SELECTED PASSAGE>
»»

If a derivative qualifies for hedge accounting and is designated as a cash flow hedge, the
effective portion of the unrealized gain or loss on the derivative is deferred in accumulated other
comprehensive income (OCI), a component of members equity, and reclassified to earnings when the
forecasted transaction occurs. Cash flows from a derivative instrument designated as a hedge are
classified in the same category as the cash flows from the item being hedged.
The relationship between the hedging instrument and the hedged item must be highly effective
in achieving the offset of changes in cash flows attributable to the hedged risk both at the
inception of the contract and on an ongoing basis. Hedge accounting is discontinued prospectively
when a hedge instrument becomes ineffective. Gains and losses deferred in OCI related to cash flow
hedges for which hedge accounting has been discontinued remain deferred until the forecasted
transaction occurs. If it is probable that a hedged forecasted transaction will not occur, deferred
gains or losses on the hedging instrument are reclassified to earnings immediately.

««

PROVIDED MATERIAL>
»»

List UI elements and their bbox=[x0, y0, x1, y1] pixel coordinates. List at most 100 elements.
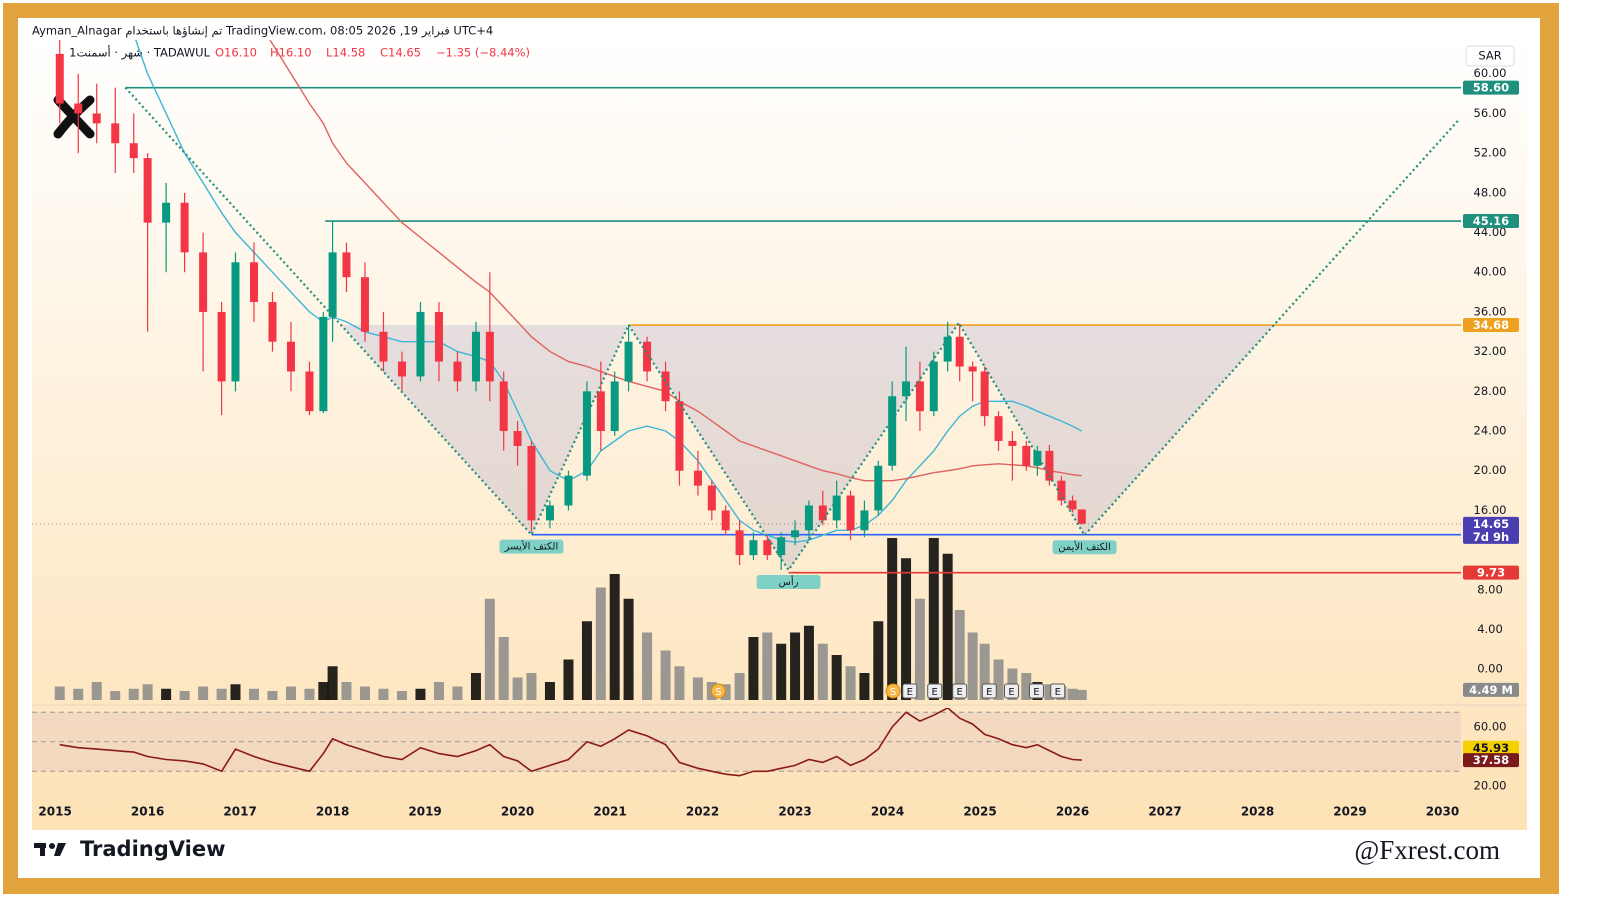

««

SHORT EXERCISE>
Continue the passage on cash flow hedge accounting for derivatives, starting after its last sentence. The material plays no part in what comes next.

RESULT>
Our policy is to formally document all relationships between hedging instruments and hedged
items, as well as its risk management objectives and strategy for undertaking the hedge. This
process includes specific identification of the hedging instrument and the hedged item, the nature
of the risk being hedged and the manner in which the hedging instruments effectiveness will be
assessed. At the inception of the hedge and on an ongoing basis, the Partnership assesses whether
the derivatives used in hedging transactions are highly effective in offsetting changes in cash
flows of hedged items. Hedge effectiveness is measured on a quarterly basis. Any ineffective
portion of the unrealized gain or loss is reclassified to earnings in the current period.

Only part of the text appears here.